Task objective: Determine the number of lines in these entries that hold the word "name". Give the number and nothing more.

Items from a figure collection:
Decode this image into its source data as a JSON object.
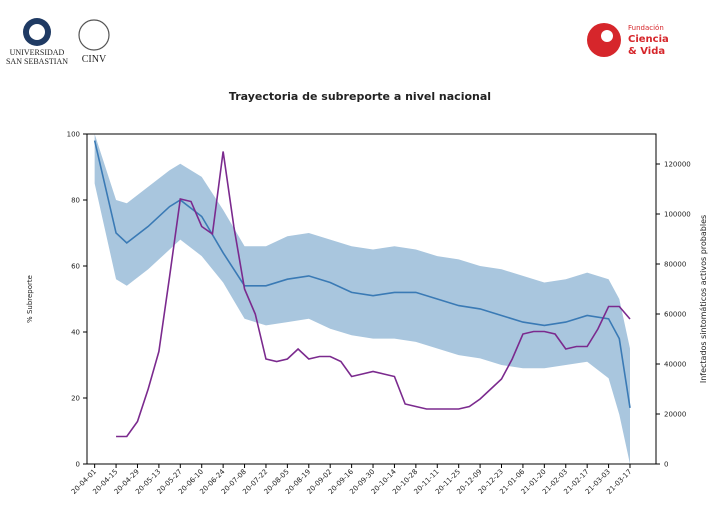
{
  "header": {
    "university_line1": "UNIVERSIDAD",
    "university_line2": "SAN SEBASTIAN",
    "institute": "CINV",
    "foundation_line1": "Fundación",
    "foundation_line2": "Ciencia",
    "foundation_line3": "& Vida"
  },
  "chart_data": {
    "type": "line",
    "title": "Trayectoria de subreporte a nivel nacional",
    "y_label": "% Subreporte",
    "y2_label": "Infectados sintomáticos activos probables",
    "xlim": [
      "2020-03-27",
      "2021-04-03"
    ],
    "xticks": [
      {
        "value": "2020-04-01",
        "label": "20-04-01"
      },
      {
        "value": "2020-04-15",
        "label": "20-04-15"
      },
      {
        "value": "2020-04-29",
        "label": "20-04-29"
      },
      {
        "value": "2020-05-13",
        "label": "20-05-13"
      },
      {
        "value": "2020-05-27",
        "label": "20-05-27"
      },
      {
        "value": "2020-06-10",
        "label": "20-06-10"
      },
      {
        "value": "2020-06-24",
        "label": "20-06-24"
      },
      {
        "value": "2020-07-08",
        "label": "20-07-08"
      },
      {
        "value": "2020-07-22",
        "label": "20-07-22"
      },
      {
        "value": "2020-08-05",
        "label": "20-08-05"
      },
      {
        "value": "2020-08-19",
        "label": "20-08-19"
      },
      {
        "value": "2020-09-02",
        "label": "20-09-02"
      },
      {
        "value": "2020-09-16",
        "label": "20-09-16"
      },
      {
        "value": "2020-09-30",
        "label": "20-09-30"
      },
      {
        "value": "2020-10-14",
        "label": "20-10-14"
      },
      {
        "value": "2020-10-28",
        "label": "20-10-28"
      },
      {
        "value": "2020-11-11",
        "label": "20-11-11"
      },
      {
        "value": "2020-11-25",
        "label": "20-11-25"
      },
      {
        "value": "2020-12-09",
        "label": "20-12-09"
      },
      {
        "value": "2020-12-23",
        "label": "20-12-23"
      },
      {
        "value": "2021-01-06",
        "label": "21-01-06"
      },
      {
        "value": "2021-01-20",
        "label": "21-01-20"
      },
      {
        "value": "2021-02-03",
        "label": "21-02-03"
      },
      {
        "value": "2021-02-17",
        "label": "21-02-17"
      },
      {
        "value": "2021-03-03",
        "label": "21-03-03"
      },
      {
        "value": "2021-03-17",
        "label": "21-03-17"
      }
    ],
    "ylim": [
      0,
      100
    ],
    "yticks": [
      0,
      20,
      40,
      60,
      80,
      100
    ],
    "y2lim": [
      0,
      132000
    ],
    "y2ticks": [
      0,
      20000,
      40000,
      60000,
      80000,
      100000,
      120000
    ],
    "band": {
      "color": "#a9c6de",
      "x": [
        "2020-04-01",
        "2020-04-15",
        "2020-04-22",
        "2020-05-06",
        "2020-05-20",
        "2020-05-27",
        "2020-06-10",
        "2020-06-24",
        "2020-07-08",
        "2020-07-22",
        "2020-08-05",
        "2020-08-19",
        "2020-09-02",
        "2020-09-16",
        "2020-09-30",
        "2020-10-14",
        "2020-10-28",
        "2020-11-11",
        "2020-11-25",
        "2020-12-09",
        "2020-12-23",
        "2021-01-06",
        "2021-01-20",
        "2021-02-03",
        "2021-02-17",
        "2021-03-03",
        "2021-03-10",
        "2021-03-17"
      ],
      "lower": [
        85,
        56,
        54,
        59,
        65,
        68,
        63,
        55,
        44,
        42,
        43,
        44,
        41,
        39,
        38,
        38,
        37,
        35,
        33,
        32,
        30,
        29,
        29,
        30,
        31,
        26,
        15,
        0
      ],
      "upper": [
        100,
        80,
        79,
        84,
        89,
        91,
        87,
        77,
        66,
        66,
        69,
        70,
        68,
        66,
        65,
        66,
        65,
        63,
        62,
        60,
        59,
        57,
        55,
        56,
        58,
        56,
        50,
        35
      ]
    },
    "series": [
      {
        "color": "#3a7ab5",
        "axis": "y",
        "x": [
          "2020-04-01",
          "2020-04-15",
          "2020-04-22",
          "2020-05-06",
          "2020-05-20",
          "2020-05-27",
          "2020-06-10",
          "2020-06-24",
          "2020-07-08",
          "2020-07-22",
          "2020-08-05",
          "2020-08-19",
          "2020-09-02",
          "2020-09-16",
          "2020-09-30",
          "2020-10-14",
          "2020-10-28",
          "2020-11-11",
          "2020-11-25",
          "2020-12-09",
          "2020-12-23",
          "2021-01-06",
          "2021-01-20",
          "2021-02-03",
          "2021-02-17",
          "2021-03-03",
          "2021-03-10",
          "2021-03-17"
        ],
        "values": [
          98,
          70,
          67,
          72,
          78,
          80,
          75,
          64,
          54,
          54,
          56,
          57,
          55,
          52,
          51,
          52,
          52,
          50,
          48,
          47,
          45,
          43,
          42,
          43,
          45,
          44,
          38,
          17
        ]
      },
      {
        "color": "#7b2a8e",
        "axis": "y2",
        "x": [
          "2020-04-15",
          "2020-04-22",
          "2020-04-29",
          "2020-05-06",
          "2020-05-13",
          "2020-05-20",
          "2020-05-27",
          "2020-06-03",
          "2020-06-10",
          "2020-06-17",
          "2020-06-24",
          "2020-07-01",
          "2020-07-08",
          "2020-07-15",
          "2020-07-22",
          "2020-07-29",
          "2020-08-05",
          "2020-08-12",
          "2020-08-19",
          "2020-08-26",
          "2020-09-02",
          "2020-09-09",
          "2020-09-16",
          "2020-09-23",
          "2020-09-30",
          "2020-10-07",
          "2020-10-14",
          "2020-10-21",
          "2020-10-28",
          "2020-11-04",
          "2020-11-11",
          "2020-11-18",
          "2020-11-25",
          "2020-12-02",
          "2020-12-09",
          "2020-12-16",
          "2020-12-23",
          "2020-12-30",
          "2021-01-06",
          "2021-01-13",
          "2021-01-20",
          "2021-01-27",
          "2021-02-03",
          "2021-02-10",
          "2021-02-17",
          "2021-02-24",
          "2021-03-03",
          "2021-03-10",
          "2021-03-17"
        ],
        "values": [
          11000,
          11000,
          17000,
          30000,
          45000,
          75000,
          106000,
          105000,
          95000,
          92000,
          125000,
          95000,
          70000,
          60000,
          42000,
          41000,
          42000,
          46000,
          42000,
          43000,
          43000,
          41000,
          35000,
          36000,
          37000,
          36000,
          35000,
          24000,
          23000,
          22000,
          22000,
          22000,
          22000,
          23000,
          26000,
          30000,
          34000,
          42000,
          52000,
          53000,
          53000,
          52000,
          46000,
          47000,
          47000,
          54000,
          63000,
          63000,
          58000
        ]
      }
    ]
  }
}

...

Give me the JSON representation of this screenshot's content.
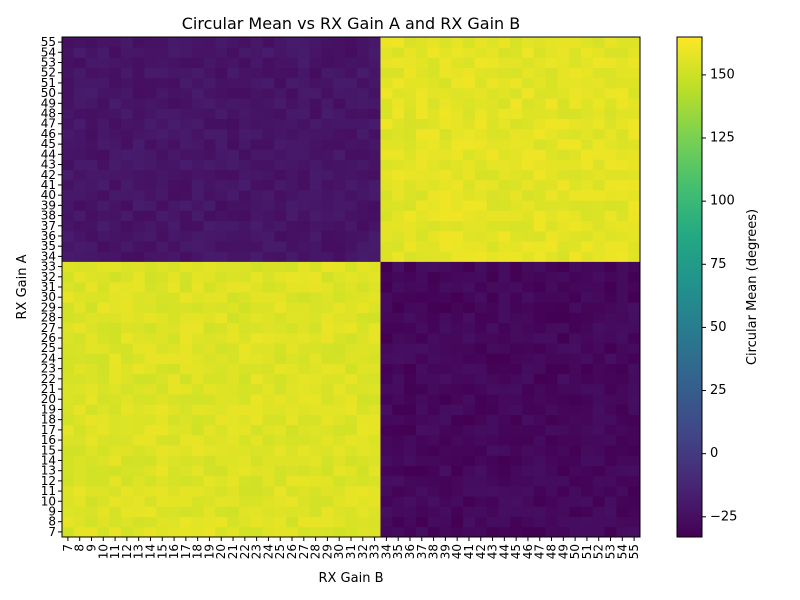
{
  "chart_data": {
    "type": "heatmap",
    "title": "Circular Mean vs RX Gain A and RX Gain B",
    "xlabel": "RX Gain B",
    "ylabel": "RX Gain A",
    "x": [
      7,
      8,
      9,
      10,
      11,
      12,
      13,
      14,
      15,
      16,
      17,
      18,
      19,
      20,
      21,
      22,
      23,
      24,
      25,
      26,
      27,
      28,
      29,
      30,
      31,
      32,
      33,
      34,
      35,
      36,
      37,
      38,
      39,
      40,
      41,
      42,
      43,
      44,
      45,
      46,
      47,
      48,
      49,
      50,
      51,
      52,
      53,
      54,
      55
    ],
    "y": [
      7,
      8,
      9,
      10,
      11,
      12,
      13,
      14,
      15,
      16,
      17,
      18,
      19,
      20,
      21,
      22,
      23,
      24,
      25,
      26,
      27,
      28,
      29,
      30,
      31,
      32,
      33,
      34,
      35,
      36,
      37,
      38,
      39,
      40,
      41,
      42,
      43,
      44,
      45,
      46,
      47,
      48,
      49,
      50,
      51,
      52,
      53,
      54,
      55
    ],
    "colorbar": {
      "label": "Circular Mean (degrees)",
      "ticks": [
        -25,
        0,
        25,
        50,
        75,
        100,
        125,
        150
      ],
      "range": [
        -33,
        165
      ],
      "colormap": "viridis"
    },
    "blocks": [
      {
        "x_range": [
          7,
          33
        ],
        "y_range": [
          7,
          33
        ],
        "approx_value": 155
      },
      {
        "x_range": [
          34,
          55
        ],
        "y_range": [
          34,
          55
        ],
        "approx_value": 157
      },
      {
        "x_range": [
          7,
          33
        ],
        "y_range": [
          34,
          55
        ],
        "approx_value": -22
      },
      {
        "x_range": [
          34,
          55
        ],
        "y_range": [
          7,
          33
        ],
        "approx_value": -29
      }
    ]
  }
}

* * *

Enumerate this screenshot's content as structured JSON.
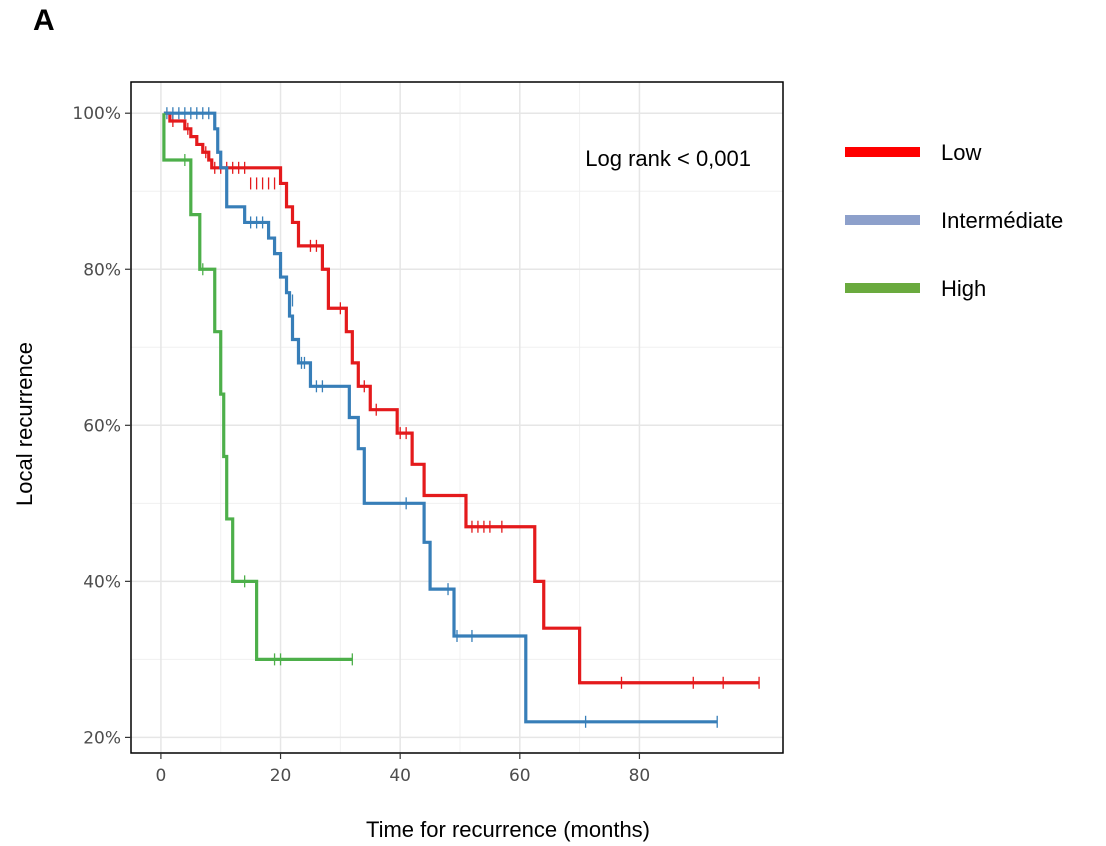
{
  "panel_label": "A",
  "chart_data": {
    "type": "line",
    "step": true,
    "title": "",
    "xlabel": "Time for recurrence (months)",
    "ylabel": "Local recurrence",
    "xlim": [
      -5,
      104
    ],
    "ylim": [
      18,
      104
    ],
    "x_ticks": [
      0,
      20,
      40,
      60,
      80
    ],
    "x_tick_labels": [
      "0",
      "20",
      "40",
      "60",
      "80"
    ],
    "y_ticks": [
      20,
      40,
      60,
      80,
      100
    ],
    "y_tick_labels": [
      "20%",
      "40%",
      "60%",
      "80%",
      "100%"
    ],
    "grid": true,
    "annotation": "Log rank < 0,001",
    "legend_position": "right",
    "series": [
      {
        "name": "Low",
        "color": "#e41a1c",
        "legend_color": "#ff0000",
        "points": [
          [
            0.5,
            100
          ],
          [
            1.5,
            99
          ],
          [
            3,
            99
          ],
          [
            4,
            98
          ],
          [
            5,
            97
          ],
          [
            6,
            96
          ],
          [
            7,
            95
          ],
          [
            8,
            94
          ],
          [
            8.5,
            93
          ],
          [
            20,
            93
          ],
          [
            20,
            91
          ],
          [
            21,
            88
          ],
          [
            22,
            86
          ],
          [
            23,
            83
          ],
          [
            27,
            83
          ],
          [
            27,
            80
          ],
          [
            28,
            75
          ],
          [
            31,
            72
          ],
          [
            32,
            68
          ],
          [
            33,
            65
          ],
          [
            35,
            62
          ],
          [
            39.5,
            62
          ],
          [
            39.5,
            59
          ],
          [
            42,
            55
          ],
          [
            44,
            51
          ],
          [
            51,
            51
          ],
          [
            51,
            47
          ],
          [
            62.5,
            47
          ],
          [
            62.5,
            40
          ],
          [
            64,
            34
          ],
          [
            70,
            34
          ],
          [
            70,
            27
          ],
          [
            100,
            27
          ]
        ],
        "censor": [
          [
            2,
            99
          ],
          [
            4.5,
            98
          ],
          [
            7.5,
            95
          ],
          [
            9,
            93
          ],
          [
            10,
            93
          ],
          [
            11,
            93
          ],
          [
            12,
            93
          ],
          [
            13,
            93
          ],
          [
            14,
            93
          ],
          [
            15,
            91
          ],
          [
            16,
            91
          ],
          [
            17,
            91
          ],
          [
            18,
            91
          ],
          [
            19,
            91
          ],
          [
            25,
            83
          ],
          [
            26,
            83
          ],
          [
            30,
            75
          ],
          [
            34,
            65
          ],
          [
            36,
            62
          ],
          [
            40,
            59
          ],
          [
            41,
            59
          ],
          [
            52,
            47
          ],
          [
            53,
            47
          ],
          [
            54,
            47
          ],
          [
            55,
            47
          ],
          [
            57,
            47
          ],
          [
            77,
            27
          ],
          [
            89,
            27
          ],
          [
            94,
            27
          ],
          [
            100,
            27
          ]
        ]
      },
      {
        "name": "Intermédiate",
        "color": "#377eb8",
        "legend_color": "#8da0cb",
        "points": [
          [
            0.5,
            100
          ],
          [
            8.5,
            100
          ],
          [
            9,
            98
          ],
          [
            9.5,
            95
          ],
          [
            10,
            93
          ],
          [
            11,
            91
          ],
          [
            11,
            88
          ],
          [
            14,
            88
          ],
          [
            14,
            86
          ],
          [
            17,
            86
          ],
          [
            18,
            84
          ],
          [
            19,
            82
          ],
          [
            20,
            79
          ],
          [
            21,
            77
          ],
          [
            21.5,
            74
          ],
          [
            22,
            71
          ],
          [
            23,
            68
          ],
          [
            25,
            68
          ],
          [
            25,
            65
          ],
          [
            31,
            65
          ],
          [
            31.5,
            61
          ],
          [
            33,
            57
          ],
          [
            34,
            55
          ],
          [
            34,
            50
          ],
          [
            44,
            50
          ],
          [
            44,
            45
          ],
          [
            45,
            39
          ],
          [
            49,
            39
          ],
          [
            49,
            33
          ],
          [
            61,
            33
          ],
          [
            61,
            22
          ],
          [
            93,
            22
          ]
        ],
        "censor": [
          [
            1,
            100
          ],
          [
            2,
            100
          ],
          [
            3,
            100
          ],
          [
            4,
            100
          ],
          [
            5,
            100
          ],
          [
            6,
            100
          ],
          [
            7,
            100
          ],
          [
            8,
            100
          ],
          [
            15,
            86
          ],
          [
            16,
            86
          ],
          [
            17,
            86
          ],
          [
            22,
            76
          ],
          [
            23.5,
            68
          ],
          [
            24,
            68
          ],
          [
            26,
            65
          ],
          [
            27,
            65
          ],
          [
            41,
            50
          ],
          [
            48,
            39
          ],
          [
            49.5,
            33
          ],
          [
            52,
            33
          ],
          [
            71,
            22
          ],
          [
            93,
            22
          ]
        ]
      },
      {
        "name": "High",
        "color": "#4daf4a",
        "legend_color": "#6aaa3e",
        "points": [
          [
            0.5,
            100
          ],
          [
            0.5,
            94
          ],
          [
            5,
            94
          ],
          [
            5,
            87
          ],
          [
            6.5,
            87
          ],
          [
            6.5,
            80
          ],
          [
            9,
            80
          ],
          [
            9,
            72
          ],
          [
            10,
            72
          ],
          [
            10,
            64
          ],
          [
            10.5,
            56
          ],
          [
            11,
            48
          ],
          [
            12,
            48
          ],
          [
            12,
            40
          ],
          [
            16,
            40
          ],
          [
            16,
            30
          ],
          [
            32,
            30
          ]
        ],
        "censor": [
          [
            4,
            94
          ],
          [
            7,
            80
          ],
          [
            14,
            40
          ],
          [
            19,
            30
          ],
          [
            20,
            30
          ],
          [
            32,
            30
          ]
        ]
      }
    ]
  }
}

Full response: 3